_Request_
Select and copy out every line in the records containing "plus".

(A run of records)

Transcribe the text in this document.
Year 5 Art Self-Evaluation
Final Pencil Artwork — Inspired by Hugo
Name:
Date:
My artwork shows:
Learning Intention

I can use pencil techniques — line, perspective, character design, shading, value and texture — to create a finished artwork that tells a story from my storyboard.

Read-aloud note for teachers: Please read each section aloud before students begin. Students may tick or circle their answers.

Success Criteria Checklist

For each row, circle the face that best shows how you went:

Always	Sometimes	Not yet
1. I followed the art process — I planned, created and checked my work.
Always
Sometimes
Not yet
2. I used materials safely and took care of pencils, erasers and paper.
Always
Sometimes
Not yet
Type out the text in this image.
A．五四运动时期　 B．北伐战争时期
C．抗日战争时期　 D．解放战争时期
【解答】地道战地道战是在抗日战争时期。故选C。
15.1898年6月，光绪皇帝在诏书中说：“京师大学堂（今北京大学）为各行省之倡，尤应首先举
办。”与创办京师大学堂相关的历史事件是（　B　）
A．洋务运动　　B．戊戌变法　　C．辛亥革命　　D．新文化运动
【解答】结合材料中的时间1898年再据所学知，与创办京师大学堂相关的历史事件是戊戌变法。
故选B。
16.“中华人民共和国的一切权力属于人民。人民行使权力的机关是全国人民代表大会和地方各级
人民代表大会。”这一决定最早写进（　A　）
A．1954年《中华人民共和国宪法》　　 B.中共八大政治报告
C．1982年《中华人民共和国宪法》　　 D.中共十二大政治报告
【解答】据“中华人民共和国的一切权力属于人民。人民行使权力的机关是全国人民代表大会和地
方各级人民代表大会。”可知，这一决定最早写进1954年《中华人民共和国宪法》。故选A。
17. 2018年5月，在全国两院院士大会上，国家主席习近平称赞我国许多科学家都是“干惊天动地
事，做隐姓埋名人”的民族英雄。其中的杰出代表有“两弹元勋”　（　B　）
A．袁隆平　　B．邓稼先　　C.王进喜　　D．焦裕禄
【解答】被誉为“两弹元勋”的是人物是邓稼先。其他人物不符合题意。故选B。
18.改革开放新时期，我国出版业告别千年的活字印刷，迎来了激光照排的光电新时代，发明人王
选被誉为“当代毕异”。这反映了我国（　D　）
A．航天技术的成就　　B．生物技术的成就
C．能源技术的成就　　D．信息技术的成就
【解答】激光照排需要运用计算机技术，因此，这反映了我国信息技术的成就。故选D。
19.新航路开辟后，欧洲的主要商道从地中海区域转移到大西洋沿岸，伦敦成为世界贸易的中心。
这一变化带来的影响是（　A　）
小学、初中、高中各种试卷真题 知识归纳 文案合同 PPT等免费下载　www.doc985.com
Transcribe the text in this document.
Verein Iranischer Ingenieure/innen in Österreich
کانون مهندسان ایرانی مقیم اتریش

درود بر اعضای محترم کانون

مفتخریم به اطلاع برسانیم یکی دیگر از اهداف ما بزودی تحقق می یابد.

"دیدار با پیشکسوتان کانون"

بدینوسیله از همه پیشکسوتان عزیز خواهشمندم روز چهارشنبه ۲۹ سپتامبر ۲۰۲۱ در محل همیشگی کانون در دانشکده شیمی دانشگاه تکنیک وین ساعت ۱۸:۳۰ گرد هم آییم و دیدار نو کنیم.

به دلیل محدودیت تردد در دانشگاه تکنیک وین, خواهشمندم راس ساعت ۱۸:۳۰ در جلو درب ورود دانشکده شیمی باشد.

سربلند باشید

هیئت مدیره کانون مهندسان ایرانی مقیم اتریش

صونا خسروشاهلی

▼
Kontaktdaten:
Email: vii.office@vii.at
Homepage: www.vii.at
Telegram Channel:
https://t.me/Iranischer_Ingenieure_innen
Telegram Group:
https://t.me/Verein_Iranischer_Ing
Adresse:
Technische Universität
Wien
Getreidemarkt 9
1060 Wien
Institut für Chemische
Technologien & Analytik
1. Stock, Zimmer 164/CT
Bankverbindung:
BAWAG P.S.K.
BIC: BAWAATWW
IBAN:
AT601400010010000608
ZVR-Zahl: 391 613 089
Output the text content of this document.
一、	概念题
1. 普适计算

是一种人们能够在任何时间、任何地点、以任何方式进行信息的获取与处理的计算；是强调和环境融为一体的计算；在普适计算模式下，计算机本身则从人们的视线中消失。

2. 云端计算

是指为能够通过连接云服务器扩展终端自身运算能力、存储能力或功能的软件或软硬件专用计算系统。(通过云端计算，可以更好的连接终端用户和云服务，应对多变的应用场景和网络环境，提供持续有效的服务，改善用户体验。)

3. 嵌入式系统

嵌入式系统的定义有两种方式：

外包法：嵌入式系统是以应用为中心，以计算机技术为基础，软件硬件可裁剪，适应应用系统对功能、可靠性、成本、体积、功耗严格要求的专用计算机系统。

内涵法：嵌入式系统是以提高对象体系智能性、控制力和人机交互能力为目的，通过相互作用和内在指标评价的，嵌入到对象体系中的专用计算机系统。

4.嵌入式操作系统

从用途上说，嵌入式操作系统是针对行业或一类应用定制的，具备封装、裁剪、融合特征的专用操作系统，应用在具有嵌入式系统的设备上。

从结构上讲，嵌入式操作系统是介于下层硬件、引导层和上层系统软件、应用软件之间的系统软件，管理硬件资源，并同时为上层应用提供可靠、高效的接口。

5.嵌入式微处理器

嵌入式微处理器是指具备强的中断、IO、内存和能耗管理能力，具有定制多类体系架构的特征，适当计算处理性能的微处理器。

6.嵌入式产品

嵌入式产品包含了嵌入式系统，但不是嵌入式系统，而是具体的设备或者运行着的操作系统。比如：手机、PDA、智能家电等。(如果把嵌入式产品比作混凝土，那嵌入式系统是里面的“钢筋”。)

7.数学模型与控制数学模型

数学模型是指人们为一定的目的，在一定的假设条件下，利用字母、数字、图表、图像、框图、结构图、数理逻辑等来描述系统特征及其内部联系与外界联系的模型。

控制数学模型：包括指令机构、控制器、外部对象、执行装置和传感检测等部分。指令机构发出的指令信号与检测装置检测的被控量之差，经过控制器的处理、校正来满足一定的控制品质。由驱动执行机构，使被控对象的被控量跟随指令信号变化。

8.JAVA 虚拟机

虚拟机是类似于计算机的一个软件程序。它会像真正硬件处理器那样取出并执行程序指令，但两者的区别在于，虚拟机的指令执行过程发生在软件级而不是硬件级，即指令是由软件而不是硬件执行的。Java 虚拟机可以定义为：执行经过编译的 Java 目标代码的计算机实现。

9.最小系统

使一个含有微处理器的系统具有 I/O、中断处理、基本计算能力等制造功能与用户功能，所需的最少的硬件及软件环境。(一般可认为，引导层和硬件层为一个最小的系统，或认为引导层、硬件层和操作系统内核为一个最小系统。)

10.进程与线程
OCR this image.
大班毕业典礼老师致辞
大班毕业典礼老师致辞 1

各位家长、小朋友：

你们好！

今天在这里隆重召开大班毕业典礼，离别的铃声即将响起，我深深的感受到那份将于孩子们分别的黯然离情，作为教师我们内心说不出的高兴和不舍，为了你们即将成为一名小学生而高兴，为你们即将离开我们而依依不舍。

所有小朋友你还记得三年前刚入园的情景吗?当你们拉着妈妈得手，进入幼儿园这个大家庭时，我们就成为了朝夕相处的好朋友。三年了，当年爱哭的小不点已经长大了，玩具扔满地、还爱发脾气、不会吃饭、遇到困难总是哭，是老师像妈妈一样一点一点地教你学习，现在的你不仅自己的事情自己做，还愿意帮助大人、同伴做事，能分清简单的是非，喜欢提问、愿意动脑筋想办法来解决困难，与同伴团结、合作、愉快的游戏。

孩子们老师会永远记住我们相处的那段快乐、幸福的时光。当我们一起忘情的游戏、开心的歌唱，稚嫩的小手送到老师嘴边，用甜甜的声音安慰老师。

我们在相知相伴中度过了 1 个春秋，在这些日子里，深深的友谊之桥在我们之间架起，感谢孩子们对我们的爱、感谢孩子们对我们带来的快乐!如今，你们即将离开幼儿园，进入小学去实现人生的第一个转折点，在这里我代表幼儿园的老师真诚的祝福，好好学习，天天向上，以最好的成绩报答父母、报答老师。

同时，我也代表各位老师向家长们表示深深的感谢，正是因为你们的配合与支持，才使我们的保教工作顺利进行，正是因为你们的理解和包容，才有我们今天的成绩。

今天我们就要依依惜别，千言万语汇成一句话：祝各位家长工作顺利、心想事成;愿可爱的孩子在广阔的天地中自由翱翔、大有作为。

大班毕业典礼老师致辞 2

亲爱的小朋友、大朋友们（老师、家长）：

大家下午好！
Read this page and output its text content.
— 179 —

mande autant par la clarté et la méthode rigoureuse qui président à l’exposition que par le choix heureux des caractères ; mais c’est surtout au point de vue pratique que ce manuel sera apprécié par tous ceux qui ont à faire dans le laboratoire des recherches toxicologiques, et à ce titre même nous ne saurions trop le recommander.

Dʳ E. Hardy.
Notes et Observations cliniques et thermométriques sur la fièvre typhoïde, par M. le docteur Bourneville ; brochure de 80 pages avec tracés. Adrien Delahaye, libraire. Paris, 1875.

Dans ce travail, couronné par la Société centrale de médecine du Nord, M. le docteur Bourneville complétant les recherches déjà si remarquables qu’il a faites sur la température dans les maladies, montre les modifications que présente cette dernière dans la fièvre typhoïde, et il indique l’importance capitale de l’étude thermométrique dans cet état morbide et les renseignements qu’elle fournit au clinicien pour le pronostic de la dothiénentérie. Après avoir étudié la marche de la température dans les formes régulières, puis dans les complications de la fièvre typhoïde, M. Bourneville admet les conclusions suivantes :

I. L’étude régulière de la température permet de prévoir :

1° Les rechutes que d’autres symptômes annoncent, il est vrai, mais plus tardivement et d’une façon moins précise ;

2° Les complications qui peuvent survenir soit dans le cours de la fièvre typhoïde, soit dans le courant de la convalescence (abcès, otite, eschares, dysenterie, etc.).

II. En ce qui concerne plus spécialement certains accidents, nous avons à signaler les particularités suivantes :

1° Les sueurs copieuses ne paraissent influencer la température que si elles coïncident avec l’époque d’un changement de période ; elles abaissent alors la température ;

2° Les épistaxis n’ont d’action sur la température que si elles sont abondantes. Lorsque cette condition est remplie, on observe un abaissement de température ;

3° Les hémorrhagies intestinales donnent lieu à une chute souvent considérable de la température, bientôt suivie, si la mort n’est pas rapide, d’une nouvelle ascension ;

_Finished answer_
1° Les rechutes que d’autres symptômes annoncent, il est vrai, mais plus tardivement et d’une façon moins précise ;
II. En ce qui concerne plus spécialement certains accidents, nous avons à signaler les particularités suivantes :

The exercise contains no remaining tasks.